圏論の本を紹介する文章のうち、「と言う訳で,例えば,Awodey や Leinster」から「んでみるのも手だと思います.」までを一字も変えずに書き写しなさい。

═══ 出典文 ═══

Categories, Functors,
Categories and Functors in math.,
Natural transformations,
Categories and Schemata are equivalent, Limits and Colimits, Other notions in Cat
- Categories at work
科学者が仕事場で使う圏論という意味合いだと思います.Adjoint functors, Categories of functors, Monads, Operads について説明されます.
この本の評価はかなり分かれるのではないかと思います.私の評価は言いません.まだ読んでいる
途中でもありますし,英語もあまり堪能ではありませんし(日常語で記述されたテキストから
生き生きしたイメージを
受け取るためには,読者側は英語の堪能さが要りますよね.この本ではありませんが,私は上にあげた Peter Smith 先生が
イメージを伝えようとして力説すればするほど,イギリスの古い民に根付いた固有の単語がでてきて
読むのがつらいのです.長さ 5 から 7 くらいの短い単語で,こんなに知らない単語があったのかと
驚かされます.むしろラテン語系のテクニカルタームの方が有難いのです.曖昧性も
少なくなりますし).
と言う訳で,例えば,Awodey や Leinster あるいは,上にあげている Peter Smith の圏論の本を
読める人はそちらを読んで,必要だったり,興味があれば,こちらでどのようにそれらを数学以外の人たちに
説明しているかを読み解くのが良いのではないだろうかと思います.
自分の数学の熟練度がまだ低いと考えている人,数学にはほとんど興味がなく,自然科学の
中でどのように圏論が使われ得るのか知りたい人はこれを読んでみるのも手だと思います.
Olog とか彼独特の言い回しが
数学の熟練度が小さい人に対して,十分イメージを伝えることに成功しているか,
あるいは,そこまでイメージの強化に寄与せず,単にページを増やしているかという
ところが評価の別れどころでしょうね.でも,まあ,Olog で日常的な事象の中から,
圏論の概念を構成してみるのは面白いと思いますよ.

═══ 提示資料 ═══

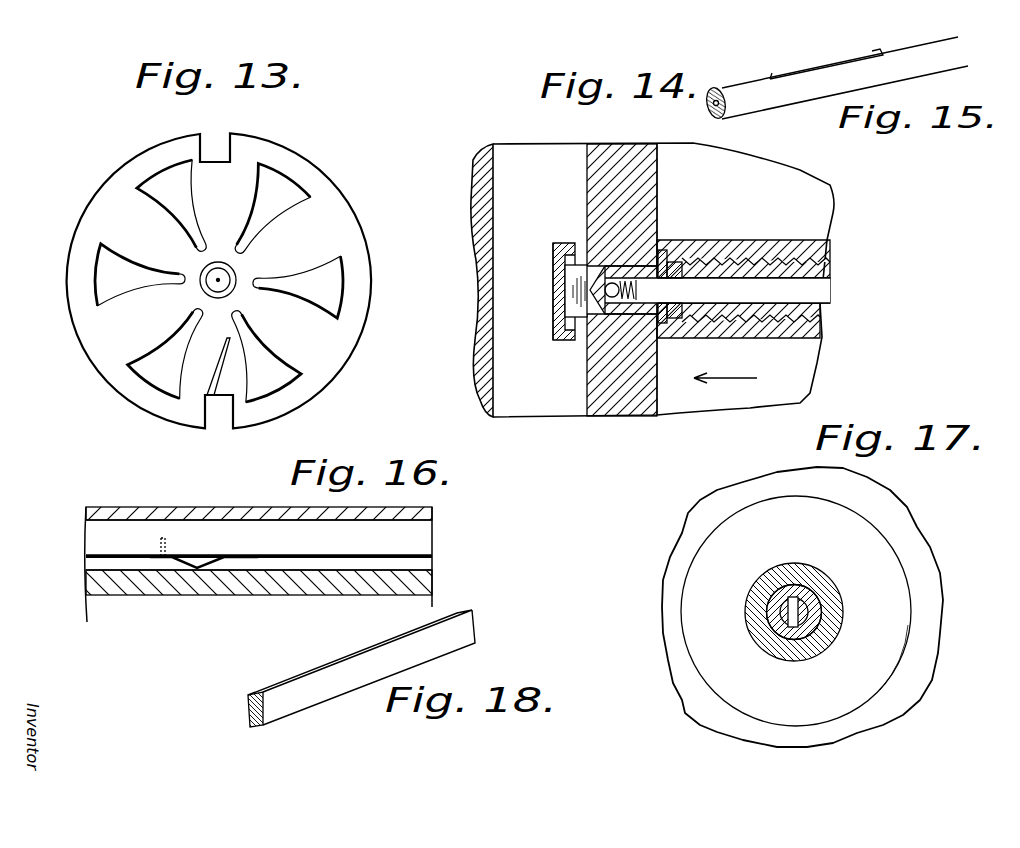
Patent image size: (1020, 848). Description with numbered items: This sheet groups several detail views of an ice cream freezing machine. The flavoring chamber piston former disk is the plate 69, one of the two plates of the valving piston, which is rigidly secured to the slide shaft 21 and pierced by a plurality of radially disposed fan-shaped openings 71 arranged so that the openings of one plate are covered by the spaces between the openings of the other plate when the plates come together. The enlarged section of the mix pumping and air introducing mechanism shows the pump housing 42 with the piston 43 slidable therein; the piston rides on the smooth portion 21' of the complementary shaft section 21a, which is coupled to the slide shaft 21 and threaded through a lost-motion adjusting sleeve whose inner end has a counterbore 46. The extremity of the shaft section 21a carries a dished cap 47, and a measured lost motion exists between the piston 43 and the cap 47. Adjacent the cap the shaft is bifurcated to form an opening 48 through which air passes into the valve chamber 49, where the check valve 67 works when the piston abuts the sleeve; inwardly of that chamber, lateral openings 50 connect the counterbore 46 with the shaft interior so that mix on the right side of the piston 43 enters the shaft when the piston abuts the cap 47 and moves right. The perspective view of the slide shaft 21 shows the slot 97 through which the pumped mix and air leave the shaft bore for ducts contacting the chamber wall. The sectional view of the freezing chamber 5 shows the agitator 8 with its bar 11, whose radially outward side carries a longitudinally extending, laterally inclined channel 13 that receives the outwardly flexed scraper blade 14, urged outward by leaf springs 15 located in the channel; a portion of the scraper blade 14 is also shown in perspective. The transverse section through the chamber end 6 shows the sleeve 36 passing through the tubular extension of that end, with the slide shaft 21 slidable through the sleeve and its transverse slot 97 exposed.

═══

解答例:
と言う訳で,例えば,Awodey や Leinster あるいは,上にあげている Peter Smith の圏論の本を
読める人はそちらを読んで,必要だったり,興味があれば,こちらでどのようにそれらを数学以外の人たちに
説明しているかを読み解くのが良いのではないだろうかと思います.
自分の数学の熟練度がまだ低いと考えている人,数学にはほとんど興味がなく,自然科学の
中でどのように圏論が使われ得るのか知りたい人はこれを読んでみるのも手だと思います.